The main goal of a research design is to control variance by maximizing systematic explainable variance, minimizing error variance, and controlling for extraneous systematic variance (e.g., Kerlinger & Lee, 2000). Controlling for extraneous variables allows researchers to isolate the influence of those independent extraneous variables. Researchers control for the effects of these variables using both design and statistical controls. For instance, a researcher might control extraneous variables in a design by blocking or use of range restriction. In contrast, a researcher may decide to adjust for extraneous variables by building models with those variables as predictors or covariates. When the influence of extraneous variables is controlled by design in such a manner, those extraneous variables may not be included in the statistical analysis used to estimate intervention effects. Indeed, in such cases, even a bivariate effect size is adjusted for the variables that have been controlled for in the design. On the other hand, when the influence of extraneous variables is adjusted statistically, the fitted model partials out the effects of those variables. In these cases, the partial effect size is used to reflect the association between the variables of interest, given the adjusted variables.
Many research syntheses and meta-analyses use bivariate effect sizes to index the effects of interventions. Such syntheses of bivariate effects do not incorporate within-study statistical adjustments from other confounding variables. In contrast, partial effect sizes represent the association between two variables, adjusting for the effects of other extraneous variables. Thus, partial effect sizes and bivariate effect sizes estimate different parameters and should not be treated as if they are the same.
Given that partial and bivariate effect sizes estimate different parameters, the critical issue is how to handle them in a meta-analysis where some studies only provide partial effects and others only provide bivariate effects. There is currently no clear consensus among statisticians and meta-analysts about how best to approach this issue.

→ **TASK 1**
According to the passage on effect sizes, why should partial and bivariate effect sizes not be treated as the same? Answer in one to three sentences.
The text and the records have nothing to do with each other.

→ **DATA**
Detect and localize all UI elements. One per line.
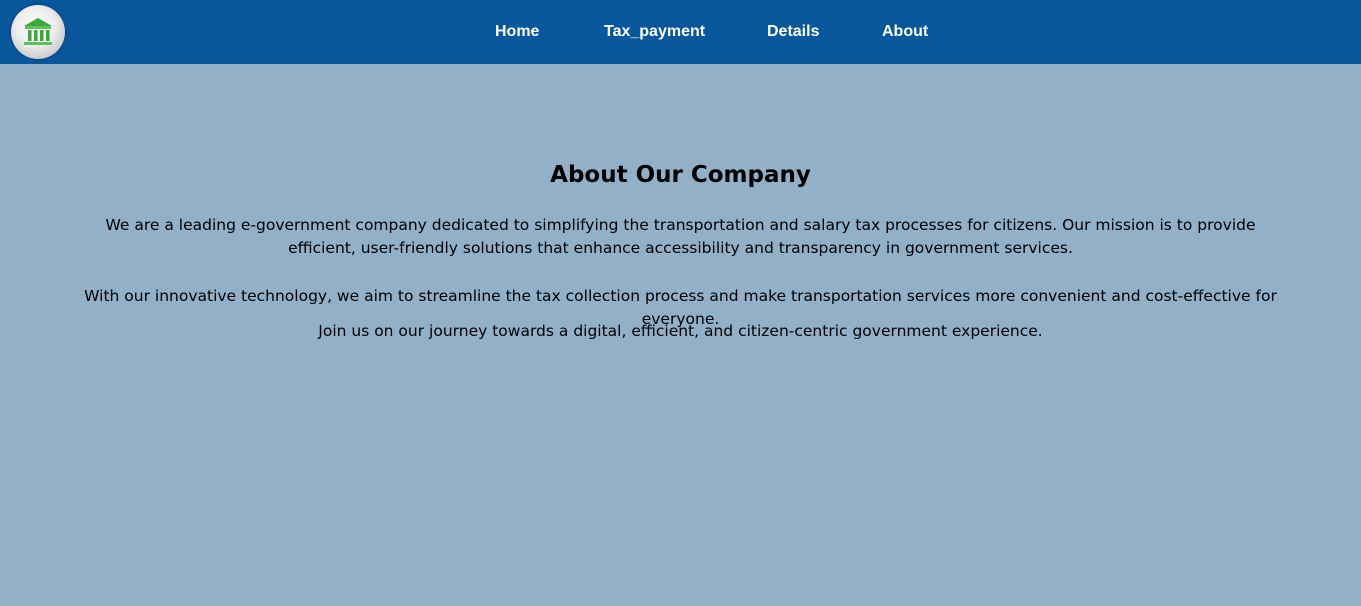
top-navbar: Home Tax_payment Details About <box>0 0 1361 64</box>
nav-tax-payment[interactable]: Tax_payment <box>604 22 705 42</box>
about-paragraph-join: Join us on our journey towards a digital… <box>318 322 1043 340</box>
page-title: About Our Company <box>550 162 811 188</box>
main-nav: Home Tax_payment Details About <box>0 0 1361 64</box>
nav-about[interactable]: About <box>882 22 928 42</box>
about-paragraph-mission: We are a leading e-government company de… <box>105 216 1256 257</box>
nav-home[interactable]: Home <box>495 22 539 42</box>
nav-details[interactable]: Details <box>767 22 819 42</box>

→ **TASK 2**
Rewrite the records with "Tax_payment" changed to "Tax Payment" throughout, keeping everything else the same, and omit the pictures.

→ **WRITTEN ANSWER 1**
They estimate different parameters. A bivariate effect size does not include within-study statistical adjustments for other confounding variables. A partial effect size gives the association between two variables after adjusting for the effects of other extraneous variables.

→ **WRITTEN ANSWER 2**
Detect and localize all UI elements. One per line.
top-navbar: Home Tax Payment Details About <box>0 0 1361 64</box>
nav-tax-payment[interactable]: Tax Payment <box>604 22 705 42</box>
about-paragraph-join: Join us on our journey towards a digital… <box>318 322 1043 340</box>
page-title: About Our Company <box>550 162 811 188</box>
main-nav: Home Tax Payment Details About <box>0 0 1361 64</box>
nav-about[interactable]: About <box>882 22 928 42</box>
about-paragraph-mission: We are a leading e-government company de… <box>105 216 1256 257</box>
nav-home[interactable]: Home <box>495 22 539 42</box>
nav-details[interactable]: Details <box>767 22 819 42</box>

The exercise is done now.